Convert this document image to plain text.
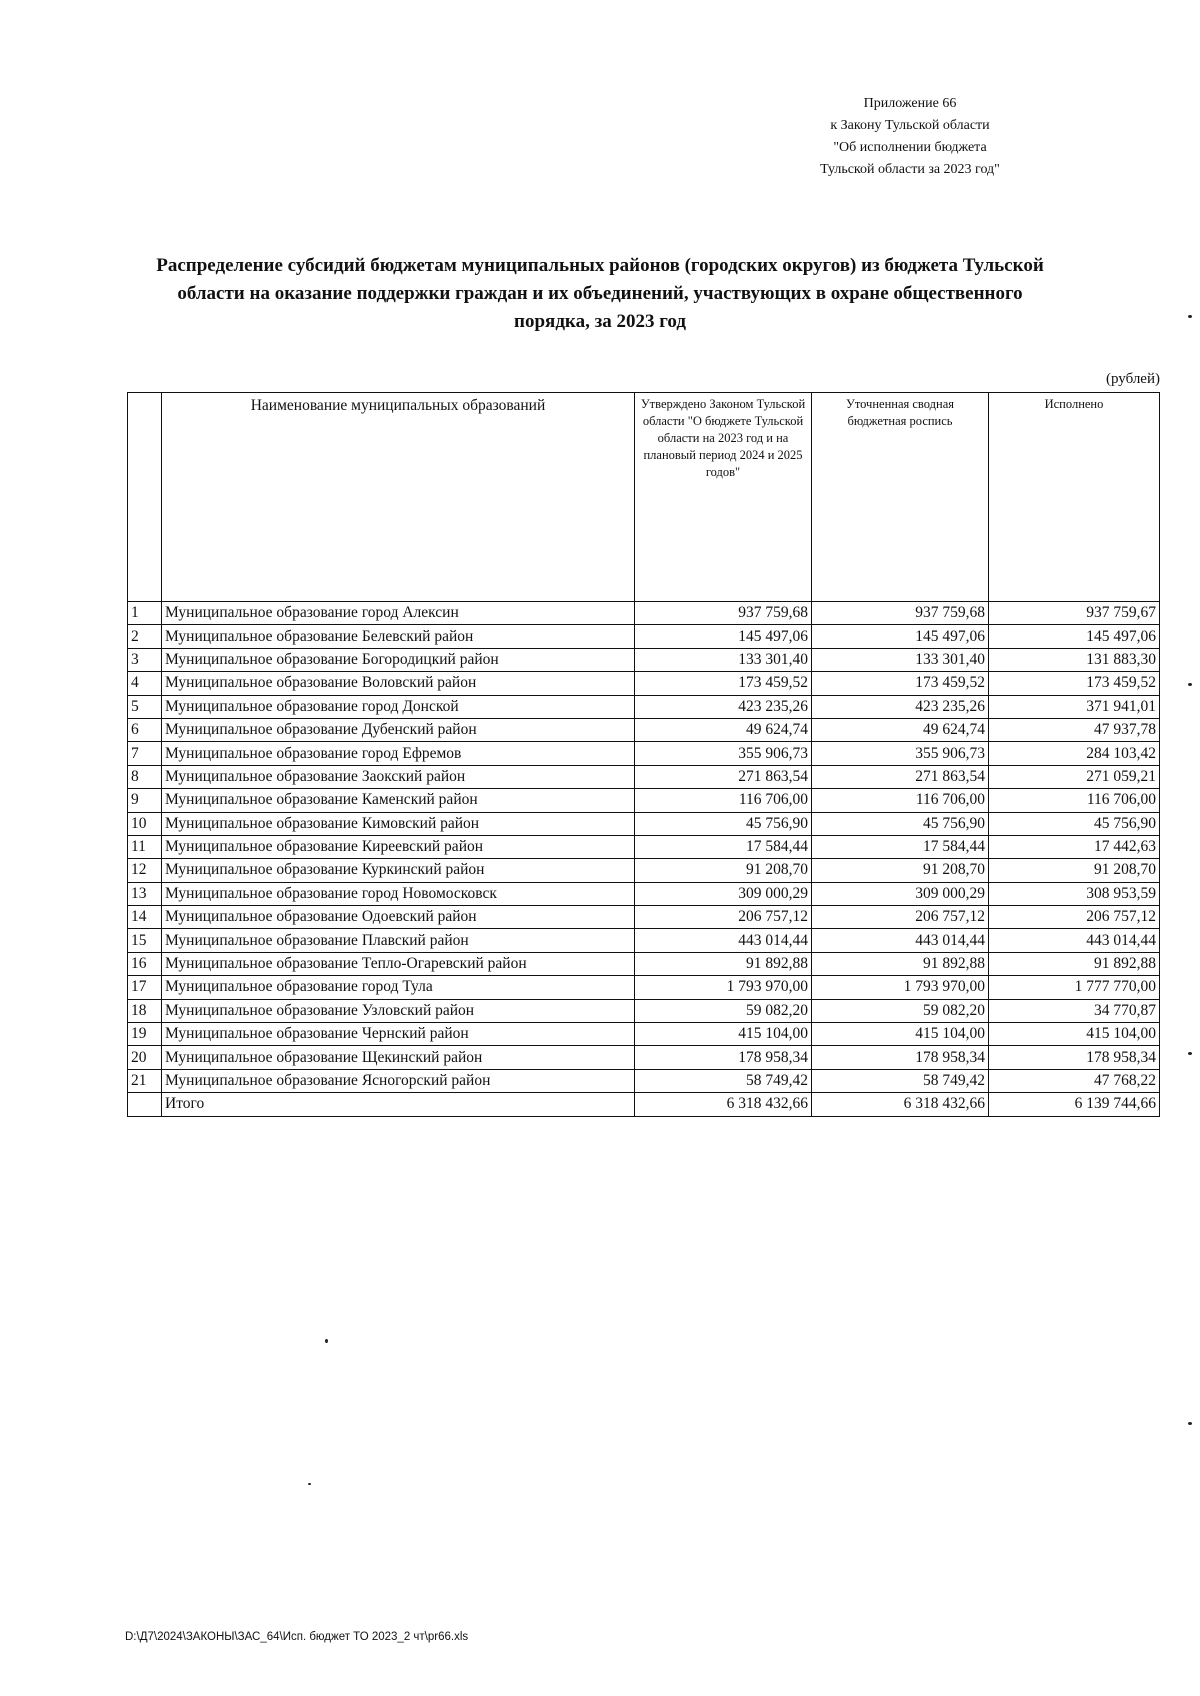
Приложение 66
к Закону Тульской области
"Об исполнении бюджета
Тульской области за 2023 год"
Распределение субсидий бюджетам муниципальных районов (городских округов) из бюджета Тульской
области на оказание поддержки граждан и их объединений, участвующих в охране общественного
порядка, за 2023 год
(рублей)
	Наименование муниципальных образований	Утверждено Законом Тульской области "О бюджете Тульской области на 2023 год и на плановый период 2024 и 2025 годов"	Уточненная сводная бюджетная роспись	Исполнено
1	Муниципальное образование город Алексин	937 759,68	937 759,68	937 759,67
2	Муниципальное образование Белевский район	145 497,06	145 497,06	145 497,06
3	Муниципальное образование Богородицкий район	133 301,40	133 301,40	131 883,30
4	Муниципальное образование Воловский район	173 459,52	173 459,52	173 459,52
5	Муниципальное образование город Донской	423 235,26	423 235,26	371 941,01
6	Муниципальное образование Дубенский район	49 624,74	49 624,74	47 937,78
7	Муниципальное образование город Ефремов	355 906,73	355 906,73	284 103,42
8	Муниципальное образование Заокский район	271 863,54	271 863,54	271 059,21
9	Муниципальное образование Каменский район	116 706,00	116 706,00	116 706,00
10	Муниципальное образование Кимовский район	45 756,90	45 756,90	45 756,90
11	Муниципальное образование Киреевский район	17 584,44	17 584,44	17 442,63
12	Муниципальное образование Куркинский район	91 208,70	91 208,70	91 208,70
13	Муниципальное образование город Новомосковск	309 000,29	309 000,29	308 953,59
14	Муниципальное образование Одоевский район	206 757,12	206 757,12	206 757,12
15	Муниципальное образование Плавский район	443 014,44	443 014,44	443 014,44
16	Муниципальное образование Тепло-Огаревский район	91 892,88	91 892,88	91 892,88
17	Муниципальное образование город Тула	1 793 970,00	1 793 970,00	1 777 770,00
18	Муниципальное образование Узловский район	59 082,20	59 082,20	34 770,87
19	Муниципальное образование Чернский район	415 104,00	415 104,00	415 104,00
20	Муниципальное образование Щекинский район	178 958,34	178 958,34	178 958,34
21	Муниципальное образование Ясногорский район	58 749,42	58 749,42	47 768,22
	Итого	6 318 432,66	6 318 432,66	6 139 744,66
D:\Д7\2024\ЗАКОНЫ\ЗАС_64\Исп. бюджет ТО 2023_2 чт\pr66.xls
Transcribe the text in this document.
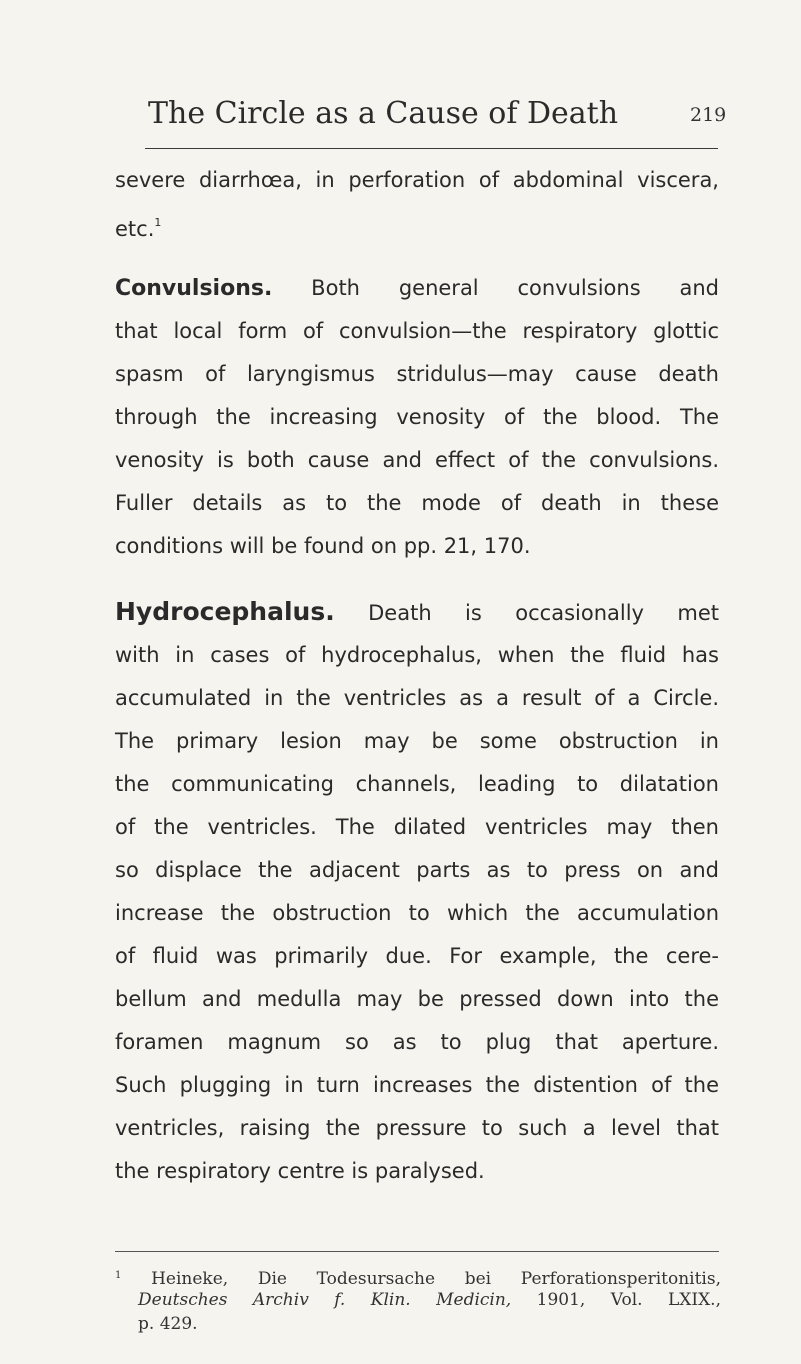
The Circle as a Cause of Death	219
severe diarrhœa, in perforation of abdominal viscera,
etc.$^1$
Convulsions. Both general convulsions and
that local form of convulsion—the respiratory glottic
spasm of laryngismus stridulus—may cause death
through the increasing venosity of the blood. The
venosity is both cause and effect of the convulsions.
Fuller details as to the mode of death in these
conditions will be found on pp. 21, 170.
Hydrocephalus. Death is occasionally met
with in cases of hydrocephalus, when the fluid has
accumulated in the ventricles as a result of a Circle.
The primary lesion may be some obstruction in
the communicating channels, leading to dilatation
of the ventricles. The dilated ventricles may then
so displace the adjacent parts as to press on and
increase the obstruction to which the accumulation
of fluid was primarily due. For example, the cere-
bellum and medulla may be pressed down into the
foramen magnum so as to plug that aperture.
Such plugging in turn increases the distention of the
ventricles, raising the pressure to such a level that
the respiratory centre is paralysed.
$^1$ Heineke, Die Todesursache bei Perforationsperitonitis,
Deutsches Archiv f. Klin. Medicin, 1901, Vol. LXIX.,
p. 429.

EXERCISE DESCRIPTION =>
Pictures are to be left out; all else in the entries above is to be quoted exactly.

OUTPUT OF THE EXERCISE =>
Convert this document image to plain text.
Приложение 66
к Закону Тульской области
"Об исполнении бюджета
Тульской области за 2023 год"
Распределение субсидий бюджетам муниципальных районов (городских округов) из бюджета Тульской
области на оказание поддержки граждан и их объединений, участвующих в охране общественного
порядка, за 2023 год
(рублей)
	Наименование муниципальных образований	Утверждено Законом Тульской области "О бюджете Тульской области на 2023 год и на плановый период 2024 и 2025 годов"	Уточненная сводная бюджетная роспись	Исполнено
1	Муниципальное образование город Алексин	937 759,68	937 759,68	937 759,67
2	Муниципальное образование Белевский район	145 497,06	145 497,06	145 497,06
3	Муниципальное образование Богородицкий район	133 301,40	133 301,40	131 883,30
4	Муниципальное образование Воловский район	173 459,52	173 459,52	173 459,52
5	Муниципальное образование город Донской	423 235,26	423 235,26	371 941,01
6	Муниципальное образование Дубенский район	49 624,74	49 624,74	47 937,78
7	Муниципальное образование город Ефремов	355 906,73	355 906,73	284 103,42
8	Муниципальное образование Заокский район	271 863,54	271 863,54	271 059,21
9	Муниципальное образование Каменский район	116 706,00	116 706,00	116 706,00
10	Муниципальное образование Кимовский район	45 756,90	45 756,90	45 756,90
11	Муниципальное образование Киреевский район	17 584,44	17 584,44	17 442,63
12	Муниципальное образование Куркинский район	91 208,70	91 208,70	91 208,70
13	Муниципальное образование город Новомосковск	309 000,29	309 000,29	308 953,59
14	Муниципальное образование Одоевский район	206 757,12	206 757,12	206 757,12
15	Муниципальное образование Плавский район	443 014,44	443 014,44	443 014,44
16	Муниципальное образование Тепло-Огаревский район	91 892,88	91 892,88	91 892,88
17	Муниципальное образование город Тула	1 793 970,00	1 793 970,00	1 777 770,00
18	Муниципальное образование Узловский район	59 082,20	59 082,20	34 770,87
19	Муниципальное образование Чернский район	415 104,00	415 104,00	415 104,00
20	Муниципальное образование Щекинский район	178 958,34	178 958,34	178 958,34
21	Муниципальное образование Ясногорский район	58 749,42	58 749,42	47 768,22
	Итого	6 318 432,66	6 318 432,66	6 139 744,66
D:\Д7\2024\ЗАКОНЫ\ЗАС_64\Исп. бюджет ТО 2023_2 чт\pr66.xls
Transcribe the text in this document.
The Circle as a Cause of Death	219
severe diarrhœa, in perforation of abdominal viscera,
etc.$^1$
Convulsions. Both general convulsions and
that local form of convulsion—the respiratory glottic
spasm of laryngismus stridulus—may cause death
through the increasing venosity of the blood. The
venosity is both cause and effect of the convulsions.
Fuller details as to the mode of death in these
conditions will be found on pp. 21, 170.
Hydrocephalus. Death is occasionally met
with in cases of hydrocephalus, when the fluid has
accumulated in the ventricles as a result of a Circle.
The primary lesion may be some obstruction in
the communicating channels, leading to dilatation
of the ventricles. The dilated ventricles may then
so displace the adjacent parts as to press on and
increase the obstruction to which the accumulation
of fluid was primarily due. For example, the cere-
bellum and medulla may be pressed down into the
foramen magnum so as to plug that aperture.
Such plugging in turn increases the distention of the
ventricles, raising the pressure to such a level that
the respiratory centre is paralysed.
$^1$ Heineke, Die Todesursache bei Perforationsperitonitis,
Deutsches Archiv f. Klin. Medicin, 1901, Vol. LXIX.,
p. 429.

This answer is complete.